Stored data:
□ □ □ □ □ □ □

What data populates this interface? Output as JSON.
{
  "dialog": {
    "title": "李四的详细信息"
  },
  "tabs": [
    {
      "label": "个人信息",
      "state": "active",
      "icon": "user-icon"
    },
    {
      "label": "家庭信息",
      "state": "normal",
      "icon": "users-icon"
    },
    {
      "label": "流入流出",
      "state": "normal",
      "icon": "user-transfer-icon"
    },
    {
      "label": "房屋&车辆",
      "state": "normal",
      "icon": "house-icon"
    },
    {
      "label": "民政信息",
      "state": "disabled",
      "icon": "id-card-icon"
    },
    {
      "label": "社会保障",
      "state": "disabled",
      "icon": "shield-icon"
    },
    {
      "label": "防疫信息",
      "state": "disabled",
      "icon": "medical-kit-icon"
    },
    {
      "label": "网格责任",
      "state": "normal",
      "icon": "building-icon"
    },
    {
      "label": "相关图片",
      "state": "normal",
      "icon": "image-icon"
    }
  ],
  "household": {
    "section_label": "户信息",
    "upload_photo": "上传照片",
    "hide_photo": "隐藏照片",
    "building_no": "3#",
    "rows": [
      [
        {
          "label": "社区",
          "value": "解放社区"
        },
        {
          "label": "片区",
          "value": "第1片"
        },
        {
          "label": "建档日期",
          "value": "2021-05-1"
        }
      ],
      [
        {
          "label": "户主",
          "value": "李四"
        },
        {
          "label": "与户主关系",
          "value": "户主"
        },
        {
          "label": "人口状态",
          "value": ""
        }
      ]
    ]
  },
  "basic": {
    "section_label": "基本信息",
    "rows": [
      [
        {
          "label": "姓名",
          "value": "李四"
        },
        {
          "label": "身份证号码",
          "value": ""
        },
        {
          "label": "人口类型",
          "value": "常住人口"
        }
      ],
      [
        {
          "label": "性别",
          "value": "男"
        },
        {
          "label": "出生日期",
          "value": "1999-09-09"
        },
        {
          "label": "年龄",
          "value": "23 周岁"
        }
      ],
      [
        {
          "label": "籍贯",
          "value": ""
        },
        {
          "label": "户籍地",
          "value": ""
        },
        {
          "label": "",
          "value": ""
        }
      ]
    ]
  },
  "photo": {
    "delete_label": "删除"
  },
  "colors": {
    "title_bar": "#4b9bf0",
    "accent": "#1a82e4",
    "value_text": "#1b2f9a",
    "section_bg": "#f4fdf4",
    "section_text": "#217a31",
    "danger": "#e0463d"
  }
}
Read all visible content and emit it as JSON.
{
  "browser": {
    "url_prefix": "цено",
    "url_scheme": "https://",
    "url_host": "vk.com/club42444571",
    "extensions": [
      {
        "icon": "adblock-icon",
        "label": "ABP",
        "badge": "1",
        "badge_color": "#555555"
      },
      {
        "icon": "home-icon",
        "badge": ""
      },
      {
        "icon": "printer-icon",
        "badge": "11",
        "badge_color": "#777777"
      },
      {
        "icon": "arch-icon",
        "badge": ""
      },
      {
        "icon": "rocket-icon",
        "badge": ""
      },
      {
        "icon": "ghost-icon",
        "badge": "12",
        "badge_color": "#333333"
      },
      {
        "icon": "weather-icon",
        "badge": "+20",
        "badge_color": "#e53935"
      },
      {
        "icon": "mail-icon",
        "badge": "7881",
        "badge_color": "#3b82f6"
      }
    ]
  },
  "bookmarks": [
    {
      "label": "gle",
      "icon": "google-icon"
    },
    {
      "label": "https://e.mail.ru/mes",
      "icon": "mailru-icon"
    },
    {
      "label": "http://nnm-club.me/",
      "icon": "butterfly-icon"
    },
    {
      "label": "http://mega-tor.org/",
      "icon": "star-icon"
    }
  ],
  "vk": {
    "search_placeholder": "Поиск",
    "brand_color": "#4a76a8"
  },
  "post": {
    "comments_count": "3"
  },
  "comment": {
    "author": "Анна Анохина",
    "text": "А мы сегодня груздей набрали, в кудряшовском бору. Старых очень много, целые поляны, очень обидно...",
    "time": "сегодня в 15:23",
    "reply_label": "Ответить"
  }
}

□ □ □ □ □ □ □

Task goal: Repeat the records above exactly as they appear.

Exercise output:
What data populates this interface? Output as JSON.
{
  "dialog": {
    "title": "李四的详细信息"
  },
  "tabs": [
    {
      "label": "个人信息",
      "state": "active",
      "icon": "user-icon"
    },
    {
      "label": "家庭信息",
      "state": "normal",
      "icon": "users-icon"
    },
    {
      "label": "流入流出",
      "state": "normal",
      "icon": "user-transfer-icon"
    },
    {
      "label": "房屋&车辆",
      "state": "normal",
      "icon": "house-icon"
    },
    {
      "label": "民政信息",
      "state": "disabled",
      "icon": "id-card-icon"
    },
    {
      "label": "社会保障",
      "state": "disabled",
      "icon": "shield-icon"
    },
    {
      "label": "防疫信息",
      "state": "disabled",
      "icon": "medical-kit-icon"
    },
    {
      "label": "网格责任",
      "state": "normal",
      "icon": "building-icon"
    },
    {
      "label": "相关图片",
      "state": "normal",
      "icon": "image-icon"
    }
  ],
  "household": {
    "section_label": "户信息",
    "upload_photo": "上传照片",
    "hide_photo": "隐藏照片",
    "building_no": "3#",
    "rows": [
      [
        {
          "label": "社区",
          "value": "解放社区"
        },
        {
          "label": "片区",
          "value": "第1片"
        },
        {
          "label": "建档日期",
          "value": "2021-05-1"
        }
      ],
      [
        {
          "label": "户主",
          "value": "李四"
        },
        {
          "label": "与户主关系",
          "value": "户主"
        },
        {
          "label": "人口状态",
          "value": ""
        }
      ]
    ]
  },
  "basic": {
    "section_label": "基本信息",
    "rows": [
      [
        {
          "label": "姓名",
          "value": "李四"
        },
        {
          "label": "身份证号码",
          "value": ""
        },
        {
          "label": "人口类型",
          "value": "常住人口"
        }
      ],
      [
        {
          "label": "性别",
          "value": "男"
        },
        {
          "label": "出生日期",
          "value": "1999-09-09"
        },
        {
          "label": "年龄",
          "value": "23 周岁"
        }
      ],
      [
        {
          "label": "籍贯",
          "value": ""
        },
        {
          "label": "户籍地",
          "value": ""
        },
        {
          "label": "",
          "value": ""
        }
      ]
    ]
  },
  "photo": {
    "delete_label": "删除"
  },
  "colors": {
    "title_bar": "#4b9bf0",
    "accent": "#1a82e4",
    "value_text": "#1b2f9a",
    "section_bg": "#f4fdf4",
    "section_text": "#217a31",
    "danger": "#e0463d"
  }
}
Read all visible content and emit it as JSON.
{
  "browser": {
    "url_prefix": "цено",
    "url_scheme": "https://",
    "url_host": "vk.com/club42444571",
    "extensions": [
      {
        "icon": "adblock-icon",
        "label": "ABP",
        "badge": "1",
        "badge_color": "#555555"
      },
      {
        "icon": "home-icon",
        "badge": ""
      },
      {
        "icon": "printer-icon",
        "badge": "11",
        "badge_color": "#777777"
      },
      {
        "icon": "arch-icon",
        "badge": ""
      },
      {
        "icon": "rocket-icon",
        "badge": ""
      },
      {
        "icon": "ghost-icon",
        "badge": "12",
        "badge_color": "#333333"
      },
      {
        "icon": "weather-icon",
        "badge": "+20",
        "badge_color": "#e53935"
      },
      {
        "icon": "mail-icon",
        "badge": "7881",
        "badge_color": "#3b82f6"
      }
    ]
  },
  "bookmarks": [
    {
      "label": "gle",
      "icon": "google-icon"
    },
    {
      "label": "https://e.mail.ru/mes",
      "icon": "mailru-icon"
    },
    {
      "label": "http://nnm-club.me/",
      "icon": "butterfly-icon"
    },
    {
      "label": "http://mega-tor.org/",
      "icon": "star-icon"
    }
  ],
  "vk": {
    "search_placeholder": "Поиск",
    "brand_color": "#4a76a8"
  },
  "post": {
    "comments_count": "3"
  },
  "comment": {
    "author": "Анна Анохина",
    "text": "А мы сегодня груздей набрали, в кудряшовском бору. Старых очень много, целые поляны, очень обидно...",
    "time": "сегодня в 15:23",
    "reply_label": "Ответить"
  }
}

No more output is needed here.